## TASK INSTRUCTIONS
Reading through the lines below, count those that include the string "mRNA"; the answer is that number and nothing else.

## RECORDS

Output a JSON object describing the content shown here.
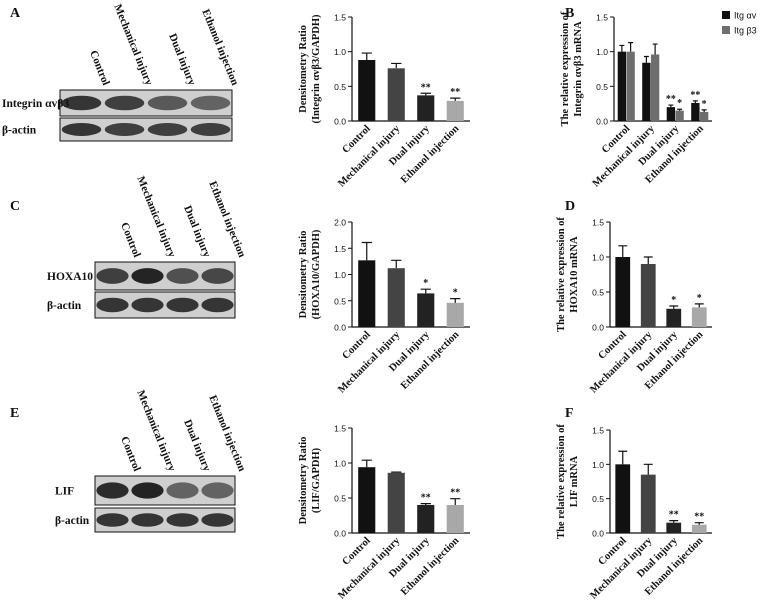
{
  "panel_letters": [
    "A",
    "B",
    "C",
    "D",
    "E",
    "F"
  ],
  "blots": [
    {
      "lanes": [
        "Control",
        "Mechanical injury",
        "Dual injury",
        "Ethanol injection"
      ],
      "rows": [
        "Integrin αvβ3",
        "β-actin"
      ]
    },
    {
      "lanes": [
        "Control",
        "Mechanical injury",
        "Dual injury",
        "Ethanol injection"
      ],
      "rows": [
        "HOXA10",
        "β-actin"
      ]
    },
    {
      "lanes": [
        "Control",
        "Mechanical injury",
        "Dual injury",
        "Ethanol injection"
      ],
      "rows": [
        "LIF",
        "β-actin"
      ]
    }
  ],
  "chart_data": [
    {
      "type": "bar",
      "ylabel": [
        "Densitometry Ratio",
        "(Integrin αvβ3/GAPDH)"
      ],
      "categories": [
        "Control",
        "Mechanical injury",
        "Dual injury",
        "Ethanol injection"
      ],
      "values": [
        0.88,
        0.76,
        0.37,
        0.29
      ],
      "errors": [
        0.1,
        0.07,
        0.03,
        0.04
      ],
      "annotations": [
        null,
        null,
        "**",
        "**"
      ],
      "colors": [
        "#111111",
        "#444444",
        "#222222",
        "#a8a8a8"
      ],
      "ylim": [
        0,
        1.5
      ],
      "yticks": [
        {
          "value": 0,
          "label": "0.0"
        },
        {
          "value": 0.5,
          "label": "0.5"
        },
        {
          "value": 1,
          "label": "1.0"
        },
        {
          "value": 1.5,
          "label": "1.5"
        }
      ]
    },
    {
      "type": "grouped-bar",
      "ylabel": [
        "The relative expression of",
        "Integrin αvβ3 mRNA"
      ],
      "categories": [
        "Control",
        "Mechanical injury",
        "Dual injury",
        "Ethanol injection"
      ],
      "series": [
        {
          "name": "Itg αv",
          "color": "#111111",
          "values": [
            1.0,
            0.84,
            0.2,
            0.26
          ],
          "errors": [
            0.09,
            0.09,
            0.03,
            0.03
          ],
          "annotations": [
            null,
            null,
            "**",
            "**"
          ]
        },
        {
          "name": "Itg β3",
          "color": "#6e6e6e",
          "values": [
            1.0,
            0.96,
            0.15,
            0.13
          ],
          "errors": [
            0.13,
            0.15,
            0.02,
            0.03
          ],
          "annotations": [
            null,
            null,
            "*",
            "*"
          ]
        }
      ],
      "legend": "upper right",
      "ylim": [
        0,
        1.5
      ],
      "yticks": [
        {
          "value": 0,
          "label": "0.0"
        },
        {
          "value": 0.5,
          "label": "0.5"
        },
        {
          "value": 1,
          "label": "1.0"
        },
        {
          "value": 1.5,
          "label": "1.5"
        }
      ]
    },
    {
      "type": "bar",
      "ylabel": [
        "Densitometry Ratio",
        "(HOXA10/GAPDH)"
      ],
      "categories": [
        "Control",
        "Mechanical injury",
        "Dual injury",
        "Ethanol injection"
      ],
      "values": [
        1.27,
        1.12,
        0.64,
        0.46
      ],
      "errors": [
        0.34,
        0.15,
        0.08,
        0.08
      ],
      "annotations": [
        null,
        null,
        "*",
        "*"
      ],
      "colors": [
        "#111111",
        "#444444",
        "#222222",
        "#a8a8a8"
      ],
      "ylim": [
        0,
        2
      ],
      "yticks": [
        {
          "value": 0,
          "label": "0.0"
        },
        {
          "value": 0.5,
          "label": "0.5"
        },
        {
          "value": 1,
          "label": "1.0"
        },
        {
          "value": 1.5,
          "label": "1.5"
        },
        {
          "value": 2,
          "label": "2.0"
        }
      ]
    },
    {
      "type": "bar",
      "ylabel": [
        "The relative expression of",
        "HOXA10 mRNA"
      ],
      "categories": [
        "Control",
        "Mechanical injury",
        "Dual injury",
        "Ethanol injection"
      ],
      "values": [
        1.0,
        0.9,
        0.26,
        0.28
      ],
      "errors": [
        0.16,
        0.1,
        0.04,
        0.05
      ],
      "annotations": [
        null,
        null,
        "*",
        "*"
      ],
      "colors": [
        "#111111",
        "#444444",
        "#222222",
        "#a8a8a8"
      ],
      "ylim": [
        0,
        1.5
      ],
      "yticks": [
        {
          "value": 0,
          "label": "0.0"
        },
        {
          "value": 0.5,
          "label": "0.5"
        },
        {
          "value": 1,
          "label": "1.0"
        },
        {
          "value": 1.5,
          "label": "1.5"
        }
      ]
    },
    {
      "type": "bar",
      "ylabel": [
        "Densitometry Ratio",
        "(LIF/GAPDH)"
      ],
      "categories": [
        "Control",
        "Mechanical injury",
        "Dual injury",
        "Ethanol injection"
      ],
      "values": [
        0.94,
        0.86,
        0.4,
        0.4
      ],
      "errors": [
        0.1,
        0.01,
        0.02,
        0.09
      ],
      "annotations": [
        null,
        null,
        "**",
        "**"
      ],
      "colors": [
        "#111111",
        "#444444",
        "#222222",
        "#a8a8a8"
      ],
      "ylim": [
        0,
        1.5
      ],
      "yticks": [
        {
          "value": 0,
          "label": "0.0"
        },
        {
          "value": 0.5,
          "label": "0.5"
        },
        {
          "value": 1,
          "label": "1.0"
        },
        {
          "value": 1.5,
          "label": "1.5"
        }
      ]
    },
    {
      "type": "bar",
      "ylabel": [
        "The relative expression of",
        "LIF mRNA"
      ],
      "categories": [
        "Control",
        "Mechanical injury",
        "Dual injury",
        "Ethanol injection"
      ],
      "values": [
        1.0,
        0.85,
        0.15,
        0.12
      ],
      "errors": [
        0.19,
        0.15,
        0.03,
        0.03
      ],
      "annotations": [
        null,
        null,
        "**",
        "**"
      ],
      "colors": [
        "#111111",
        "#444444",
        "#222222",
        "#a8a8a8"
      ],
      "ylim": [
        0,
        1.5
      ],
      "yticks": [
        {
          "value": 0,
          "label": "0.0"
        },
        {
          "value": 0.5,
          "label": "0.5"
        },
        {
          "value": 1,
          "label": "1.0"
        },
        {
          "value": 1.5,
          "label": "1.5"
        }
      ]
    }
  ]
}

---

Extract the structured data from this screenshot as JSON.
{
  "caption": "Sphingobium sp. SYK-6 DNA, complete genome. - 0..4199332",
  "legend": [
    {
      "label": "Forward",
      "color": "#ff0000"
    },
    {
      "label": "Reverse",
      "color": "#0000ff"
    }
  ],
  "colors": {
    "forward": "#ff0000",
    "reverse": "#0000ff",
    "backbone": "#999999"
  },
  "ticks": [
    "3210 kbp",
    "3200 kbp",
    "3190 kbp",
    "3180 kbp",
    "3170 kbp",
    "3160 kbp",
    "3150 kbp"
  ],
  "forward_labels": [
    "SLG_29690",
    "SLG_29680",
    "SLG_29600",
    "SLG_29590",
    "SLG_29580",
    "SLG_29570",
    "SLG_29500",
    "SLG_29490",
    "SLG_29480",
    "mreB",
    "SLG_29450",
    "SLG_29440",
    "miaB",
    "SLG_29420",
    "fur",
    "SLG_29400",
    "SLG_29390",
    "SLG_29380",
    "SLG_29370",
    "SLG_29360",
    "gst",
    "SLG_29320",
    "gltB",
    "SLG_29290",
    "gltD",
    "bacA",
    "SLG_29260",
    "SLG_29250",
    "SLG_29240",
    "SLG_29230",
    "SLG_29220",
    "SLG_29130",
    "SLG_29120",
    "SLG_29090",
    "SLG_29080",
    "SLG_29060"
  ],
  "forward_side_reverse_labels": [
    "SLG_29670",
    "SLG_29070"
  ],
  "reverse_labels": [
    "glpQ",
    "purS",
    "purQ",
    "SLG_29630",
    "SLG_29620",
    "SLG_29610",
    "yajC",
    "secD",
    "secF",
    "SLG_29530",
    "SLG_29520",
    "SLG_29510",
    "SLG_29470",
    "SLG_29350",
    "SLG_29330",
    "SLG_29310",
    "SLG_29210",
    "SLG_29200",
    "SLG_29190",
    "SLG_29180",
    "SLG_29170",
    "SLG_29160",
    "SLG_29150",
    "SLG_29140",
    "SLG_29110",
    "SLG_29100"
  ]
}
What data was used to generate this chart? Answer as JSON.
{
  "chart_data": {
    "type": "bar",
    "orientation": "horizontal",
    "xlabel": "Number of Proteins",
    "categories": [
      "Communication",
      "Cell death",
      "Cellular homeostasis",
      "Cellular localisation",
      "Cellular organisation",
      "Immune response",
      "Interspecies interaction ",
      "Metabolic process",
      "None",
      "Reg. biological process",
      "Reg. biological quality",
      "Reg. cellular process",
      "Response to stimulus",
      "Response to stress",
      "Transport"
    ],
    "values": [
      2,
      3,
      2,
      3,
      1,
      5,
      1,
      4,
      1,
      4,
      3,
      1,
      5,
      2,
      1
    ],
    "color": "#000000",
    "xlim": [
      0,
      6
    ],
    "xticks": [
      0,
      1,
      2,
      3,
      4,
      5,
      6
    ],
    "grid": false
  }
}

## WRITTEN SOLUTION
3